Copy every entry exactly.

(Dataset items)
****************************************
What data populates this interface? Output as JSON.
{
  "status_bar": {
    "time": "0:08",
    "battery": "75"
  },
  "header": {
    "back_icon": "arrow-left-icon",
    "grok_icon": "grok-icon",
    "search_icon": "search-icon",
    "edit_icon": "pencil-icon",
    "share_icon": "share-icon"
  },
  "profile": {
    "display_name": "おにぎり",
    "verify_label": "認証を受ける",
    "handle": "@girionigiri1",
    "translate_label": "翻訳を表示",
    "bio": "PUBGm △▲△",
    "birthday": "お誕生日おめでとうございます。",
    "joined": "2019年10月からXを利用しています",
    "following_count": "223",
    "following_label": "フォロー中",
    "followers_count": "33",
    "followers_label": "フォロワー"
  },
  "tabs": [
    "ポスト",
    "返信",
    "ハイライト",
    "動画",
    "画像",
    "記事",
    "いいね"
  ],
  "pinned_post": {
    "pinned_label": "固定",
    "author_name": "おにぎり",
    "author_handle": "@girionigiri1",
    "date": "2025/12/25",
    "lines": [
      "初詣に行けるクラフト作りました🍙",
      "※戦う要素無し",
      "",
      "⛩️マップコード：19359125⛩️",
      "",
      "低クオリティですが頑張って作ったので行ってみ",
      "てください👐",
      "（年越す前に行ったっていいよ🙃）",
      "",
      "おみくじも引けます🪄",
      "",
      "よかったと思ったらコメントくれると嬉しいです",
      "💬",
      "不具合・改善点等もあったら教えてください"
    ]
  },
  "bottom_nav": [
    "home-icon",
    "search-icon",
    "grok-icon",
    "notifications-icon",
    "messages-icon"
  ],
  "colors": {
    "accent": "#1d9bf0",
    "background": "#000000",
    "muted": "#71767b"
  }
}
****************************************
• [REPLY]
What data populates this interface? Output as JSON.
{
  "status_bar": {
    "time": "0:08",
    "battery": "75"
  },
  "header": {
    "back_icon": "arrow-left-icon",
    "grok_icon": "grok-icon",
    "search_icon": "search-icon",
    "edit_icon": "pencil-icon",
    "share_icon": "share-icon"
  },
  "profile": {
    "display_name": "おにぎり",
    "verify_label": "認証を受ける",
    "handle": "@girionigiri1",
    "translate_label": "翻訳を表示",
    "bio": "PUBGm △▲△",
    "birthday": "お誕生日おめでとうございます。",
    "joined": "2019年10月からXを利用しています",
    "following_count": "223",
    "following_label": "フォロー中",
    "followers_count": "33",
    "followers_label": "フォロワー"
  },
  "tabs": [
    "ポスト",
    "返信",
    "ハイライト",
    "動画",
    "画像",
    "記事",
    "いいね"
  ],
  "pinned_post": {
    "pinned_label": "固定",
    "author_name": "おにぎり",
    "author_handle": "@girionigiri1",
    "date": "2025/12/25",
    "lines": [
      "初詣に行けるクラフト作りました🍙",
      "※戦う要素無し",
      "",
      "⛩️マップコード：19359125⛩️",
      "",
      "低クオリティですが頑張って作ったので行ってみ",
      "てください👐",
      "（年越す前に行ったっていいよ🙃）",
      "",
      "おみくじも引けます🪄",
      "",
      "よかったと思ったらコメントくれると嬉しいです",
      "💬",
      "不具合・改善点等もあったら教えてください"
    ]
  },
  "bottom_nav": [
    "home-icon",
    "search-icon",
    "grok-icon",
    "notifications-icon",
    "messages-icon"
  ],
  "colors": {
    "accent": "#1d9bf0",
    "background": "#000000",
    "muted": "#71767b"
  }
}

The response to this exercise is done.